DATA ROWS:
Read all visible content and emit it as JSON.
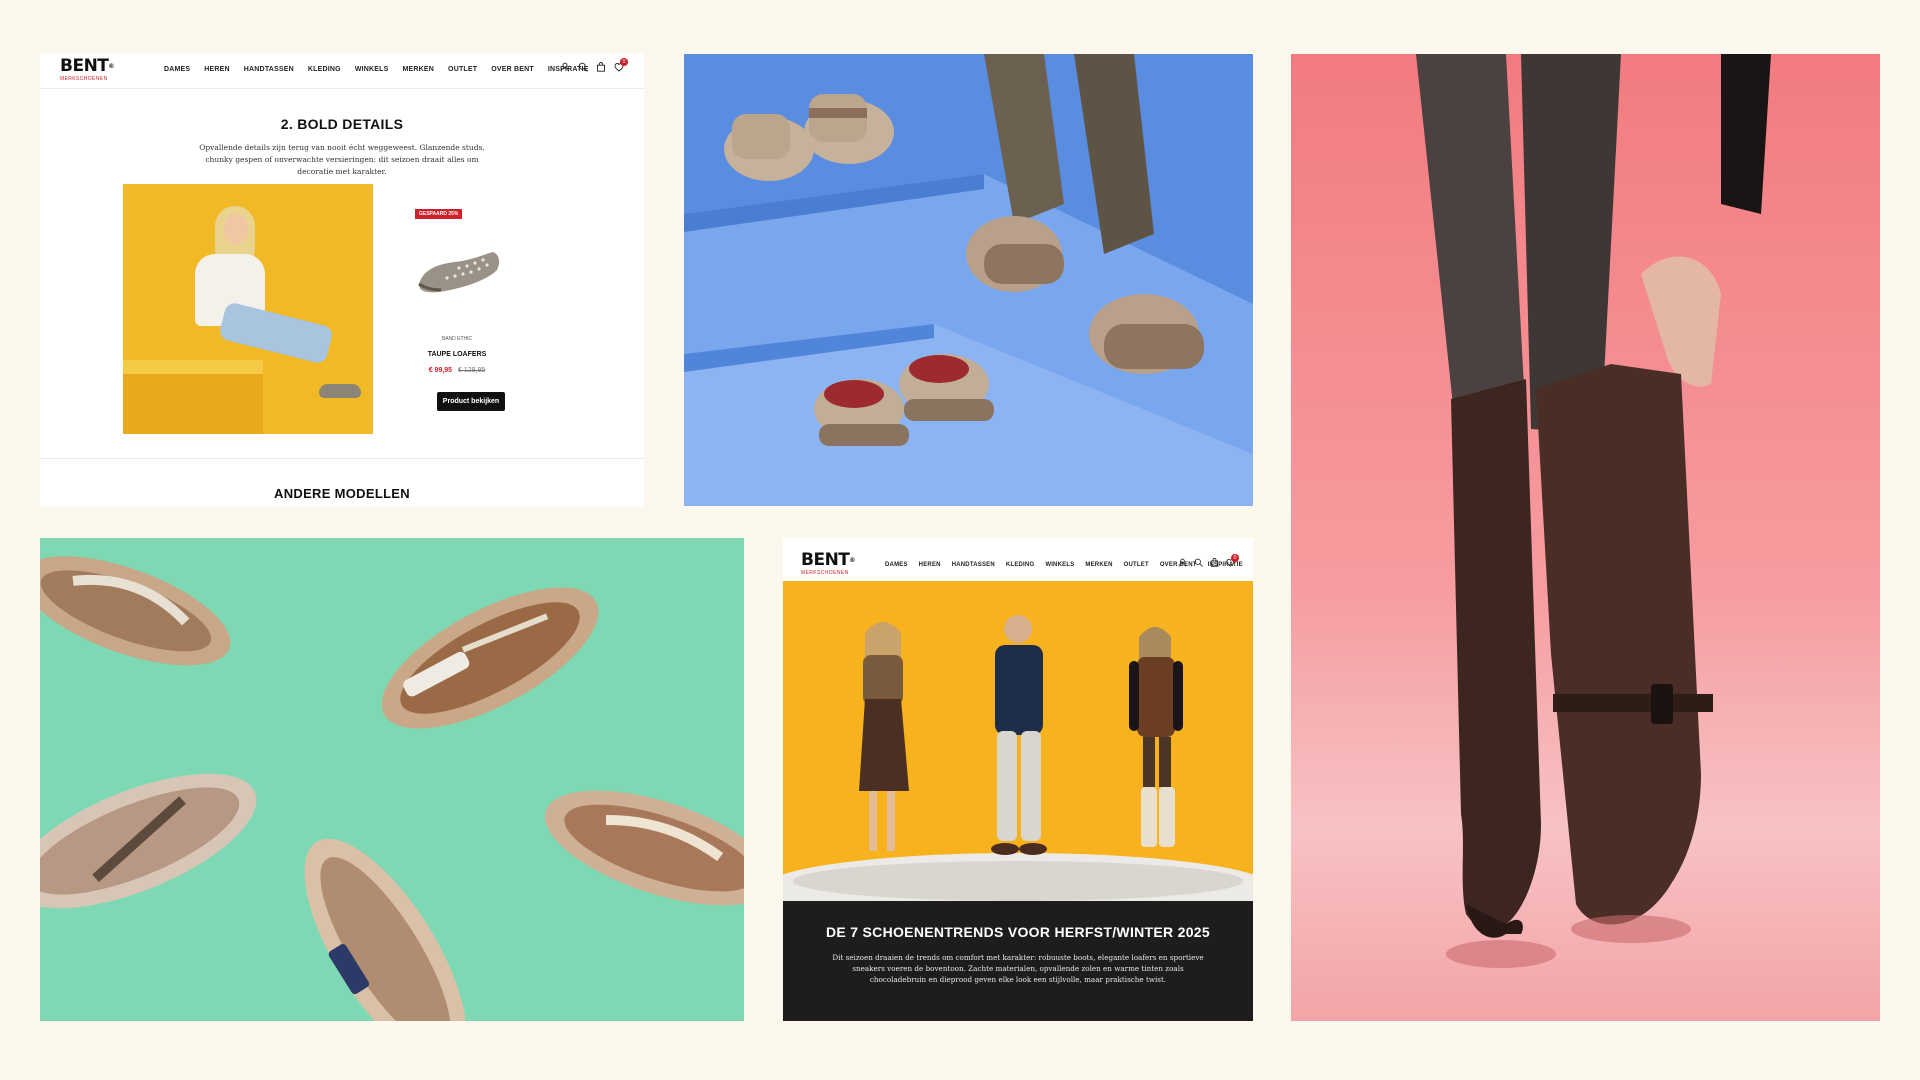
{
  "nav": {
    "logo_text": "BENT",
    "logo_sub": "MERKSCHOENEN",
    "items": [
      "DAMES",
      "HEREN",
      "HANDTASSEN",
      "KLEDING",
      "WINKELS",
      "MERKEN",
      "OUTLET",
      "OVER BENT",
      "INSPIRATIE"
    ],
    "cart_count": "0"
  },
  "panel_a": {
    "section_title": "2. BOLD DETAILS",
    "description": "Opvallende details zijn terug van nooit écht weggeweest. Glanzende studs, chunky gespen of onverwachte versieringen: dit seizoen draait alles om decoratie met karakter.",
    "badge": "GESPAARD 25%",
    "product": {
      "brand": "BAND ETHIC",
      "name": "TAUPE LOAFERS",
      "price_new": "€ 99,95",
      "price_old": "€ 129,95",
      "button": "Product bekijken"
    },
    "other_heading": "ANDERE MODELLEN"
  },
  "panel_e": {
    "headline": "DE 7 SCHOENENTRENDS VOOR HERFST/WINTER 2025",
    "body": "Dit seizoen draaien de trends om comfort met karakter: robuuste boots, elegante loafers en sportieve sneakers voeren de boventoon. Zachte materialen, opvallende zolen en warme tinten zoals chocoladebruin en dieprood geven elke look een stijlvolle, maar praktische twist."
  },
  "colors": {
    "background": "#fcf8ee",
    "accent_red": "#d0202a",
    "hero_yellow": "#f7b21e",
    "blue_steps": "#5b8ee0",
    "mint": "#7fd8b4",
    "pink": "#f27b7f"
  },
  "icons": [
    "user-icon",
    "search-icon",
    "bag-icon",
    "cart-icon"
  ]
}
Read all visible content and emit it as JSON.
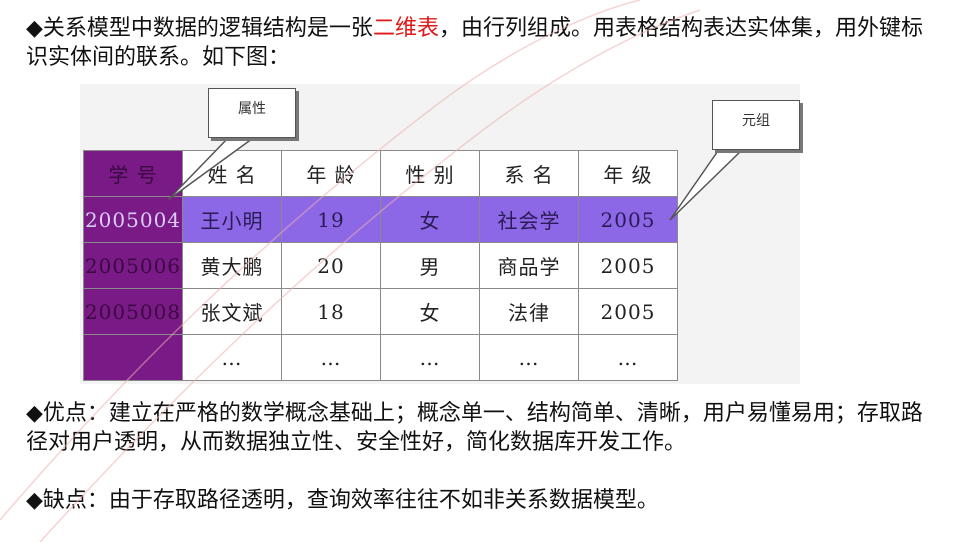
{
  "intro": {
    "bullet": "◆",
    "text_before": "关系模型中数据的逻辑结构是一张",
    "highlight": "二维表",
    "text_after": "，由行列组成。用表格结构表达实体集，用外键标识实体间的联系。如下图："
  },
  "figure": {
    "callout_attribute": "属性",
    "callout_tuple": "元组",
    "table": {
      "headers": [
        "学 号",
        "姓 名",
        "年 龄",
        "性 别",
        "系 名",
        "年 级"
      ],
      "rows": [
        [
          "2005004",
          "王小明",
          "19",
          "女",
          "社会学",
          "2005"
        ],
        [
          "2005006",
          "黄大鹏",
          "20",
          "男",
          "商品学",
          "2005"
        ],
        [
          "2005008",
          "张文斌",
          "18",
          "女",
          "法律",
          "2005"
        ],
        [
          "",
          "…",
          "…",
          "…",
          "…",
          "…"
        ]
      ]
    }
  },
  "pros": {
    "bullet": "◆",
    "text": "优点：建立在严格的数学概念基础上；概念单一、结构简单、清晰，用户易懂易用；存取路径对用户透明，从而数据独立性、安全性好，简化数据库开发工作。"
  },
  "cons": {
    "bullet": "◆",
    "text": "缺点：由于存取路径透明，查询效率往往不如非关系数据模型。"
  },
  "colors": {
    "highlight_text": "#e01818",
    "key_column": "#7a1a86",
    "highlighted_row": "#8c68e6"
  }
}
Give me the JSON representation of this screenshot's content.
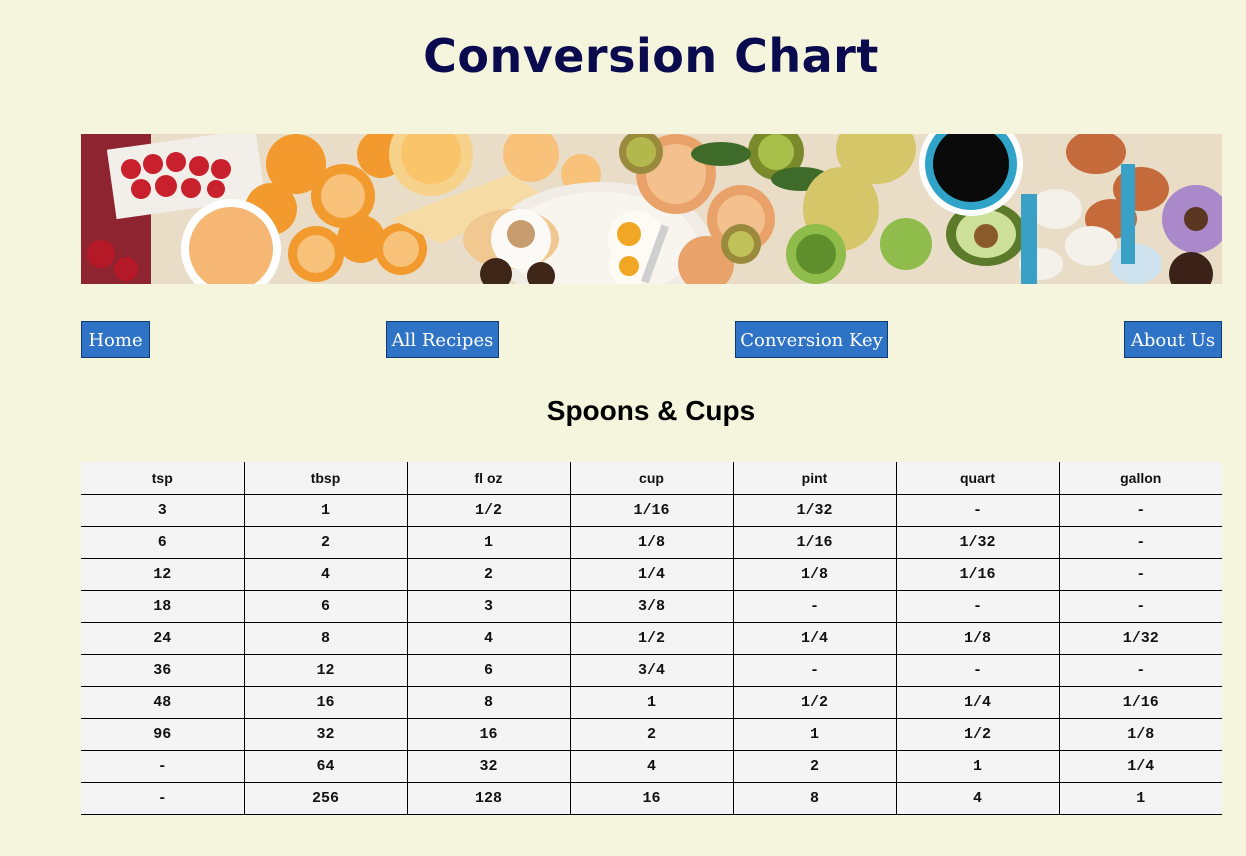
{
  "page": {
    "title": "Conversion Chart",
    "background": "#f5f4dc",
    "title_color": "#0a0a4e"
  },
  "banner": {
    "description_icon": "food-photo-banner"
  },
  "nav": {
    "accent": "#2f73c6",
    "items": [
      {
        "label": "Home"
      },
      {
        "label": "All Recipes"
      },
      {
        "label": "Conversion Key"
      },
      {
        "label": "About Us"
      }
    ]
  },
  "section": {
    "title": "Spoons & Cups"
  },
  "table": {
    "headers": [
      "tsp",
      "tbsp",
      "fl oz",
      "cup",
      "pint",
      "quart",
      "gallon"
    ],
    "rows": [
      [
        "3",
        "1",
        "1/2",
        "1/16",
        "1/32",
        "-",
        "-"
      ],
      [
        "6",
        "2",
        "1",
        "1/8",
        "1/16",
        "1/32",
        "-"
      ],
      [
        "12",
        "4",
        "2",
        "1/4",
        "1/8",
        "1/16",
        "-"
      ],
      [
        "18",
        "6",
        "3",
        "3/8",
        "-",
        "-",
        "-"
      ],
      [
        "24",
        "8",
        "4",
        "1/2",
        "1/4",
        "1/8",
        "1/32"
      ],
      [
        "36",
        "12",
        "6",
        "3/4",
        "-",
        "-",
        "-"
      ],
      [
        "48",
        "16",
        "8",
        "1",
        "1/2",
        "1/4",
        "1/16"
      ],
      [
        "96",
        "32",
        "16",
        "2",
        "1",
        "1/2",
        "1/8"
      ],
      [
        "-",
        "64",
        "32",
        "4",
        "2",
        "1",
        "1/4"
      ],
      [
        "-",
        "256",
        "128",
        "16",
        "8",
        "4",
        "1"
      ]
    ]
  }
}
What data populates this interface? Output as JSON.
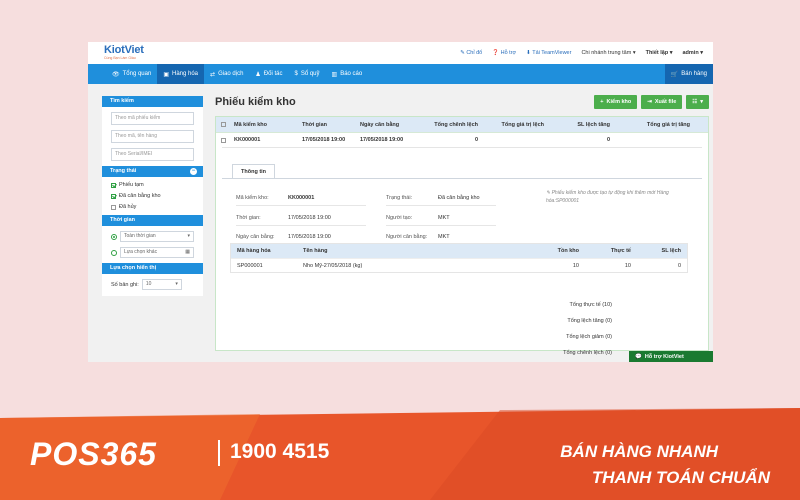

WHAT YOU HAVE TO DO:
Each entry must be retyped word for word, with every image omitted.

PROBLEM SOLUTION:
Read all visible content and emit it as JSON.
{
  "nav": {
    "logo_text": "BENT",
    "logo_sub": "MERKSCHOENEN",
    "items": [
      "DAMES",
      "HEREN",
      "HANDTASSEN",
      "KLEDING",
      "WINKELS",
      "MERKEN",
      "OUTLET",
      "OVER BENT",
      "INSPIRATIE"
    ],
    "cart_count": "0"
  },
  "panel_a": {
    "section_title": "2. BOLD DETAILS",
    "description": "Opvallende details zijn terug van nooit écht weggeweest. Glanzende studs, chunky gespen of onverwachte versieringen: dit seizoen draait alles om decoratie met karakter.",
    "badge": "GESPAARD 25%",
    "product": {
      "brand": "BAND ETHIC",
      "name": "TAUPE LOAFERS",
      "price_new": "€ 99,95",
      "price_old": "€ 129,95",
      "button": "Product bekijken"
    },
    "other_heading": "ANDERE MODELLEN"
  },
  "panel_e": {
    "headline": "DE 7 SCHOENENTRENDS VOOR HERFST/WINTER 2025",
    "body": "Dit seizoen draaien de trends om comfort met karakter: robuuste boots, elegante loafers en sportieve sneakers voeren de boventoon. Zachte materialen, opvallende zolen en warme tinten zoals chocoladebruin en dieprood geven elke look een stijlvolle, maar praktische twist."
  },
  "colors": {
    "background": "#fcf8ee",
    "accent_red": "#d0202a",
    "hero_yellow": "#f7b21e",
    "blue_steps": "#5b8ee0",
    "mint": "#7fd8b4",
    "pink": "#f27b7f"
  },
  "icons": [
    "user-icon",
    "search-icon",
    "bag-icon",
    "cart-icon"
  ]
}
Read all visible content and emit it as JSON.
{
  "intro": {
    "bullet": "◆",
    "text_before": "关系模型中数据的逻辑结构是一张",
    "highlight": "二维表",
    "text_after": "，由行列组成。用表格结构表达实体集，用外键标识实体间的联系。如下图："
  },
  "figure": {
    "callout_attribute": "属性",
    "callout_tuple": "元组",
    "table": {
      "headers": [
        "学 号",
        "姓 名",
        "年 龄",
        "性 别",
        "系 名",
        "年 级"
      ],
      "rows": [
        [
          "2005004",
          "王小明",
          "19",
          "女",
          "社会学",
          "2005"
        ],
        [
          "2005006",
          "黄大鹏",
          "20",
          "男",
          "商品学",
          "2005"
        ],
        [
          "2005008",
          "张文斌",
          "18",
          "女",
          "法律",
          "2005"
        ],
        [
          "",
          "…",
          "…",
          "…",
          "…",
          "…"
        ]
      ]
    }
  },
  "pros": {
    "bullet": "◆",
    "text": "优点：建立在严格的数学概念基础上；概念单一、结构简单、清晰，用户易懂易用；存取路径对用户透明，从而数据独立性、安全性好，简化数据库开发工作。"
  },
  "cons": {
    "bullet": "◆",
    "text": "缺点：由于存取路径透明，查询效率往往不如非关系数据模型。"
  },
  "colors": {
    "highlight_text": "#e01818",
    "key_column": "#7a1a86",
    "highlighted_row": "#8c68e6"
  }
}
Give me the JSON representation of this screenshot's content.
{
  "page": {
    "title": "Conversion Chart",
    "background": "#f5f4dc",
    "title_color": "#0a0a4e"
  },
  "banner": {
    "description_icon": "food-photo-banner"
  },
  "nav": {
    "accent": "#2f73c6",
    "items": [
      {
        "label": "Home"
      },
      {
        "label": "All Recipes"
      },
      {
        "label": "Conversion Key"
      },
      {
        "label": "About Us"
      }
    ]
  },
  "section": {
    "title": "Spoons & Cups"
  },
  "table": {
    "headers": [
      "tsp",
      "tbsp",
      "fl oz",
      "cup",
      "pint",
      "quart",
      "gallon"
    ],
    "rows": [
      [
        "3",
        "1",
        "1/2",
        "1/16",
        "1/32",
        "-",
        "-"
      ],
      [
        "6",
        "2",
        "1",
        "1/8",
        "1/16",
        "1/32",
        "-"
      ],
      [
        "12",
        "4",
        "2",
        "1/4",
        "1/8",
        "1/16",
        "-"
      ],
      [
        "18",
        "6",
        "3",
        "3/8",
        "-",
        "-",
        "-"
      ],
      [
        "24",
        "8",
        "4",
        "1/2",
        "1/4",
        "1/8",
        "1/32"
      ],
      [
        "36",
        "12",
        "6",
        "3/4",
        "-",
        "-",
        "-"
      ],
      [
        "48",
        "16",
        "8",
        "1",
        "1/2",
        "1/4",
        "1/16"
      ],
      [
        "96",
        "32",
        "16",
        "2",
        "1",
        "1/2",
        "1/8"
      ],
      [
        "-",
        "64",
        "32",
        "4",
        "2",
        "1",
        "1/4"
      ],
      [
        "-",
        "256",
        "128",
        "16",
        "8",
        "4",
        "1"
      ]
    ]
  }
}
What data populates this interface? Output as JSON.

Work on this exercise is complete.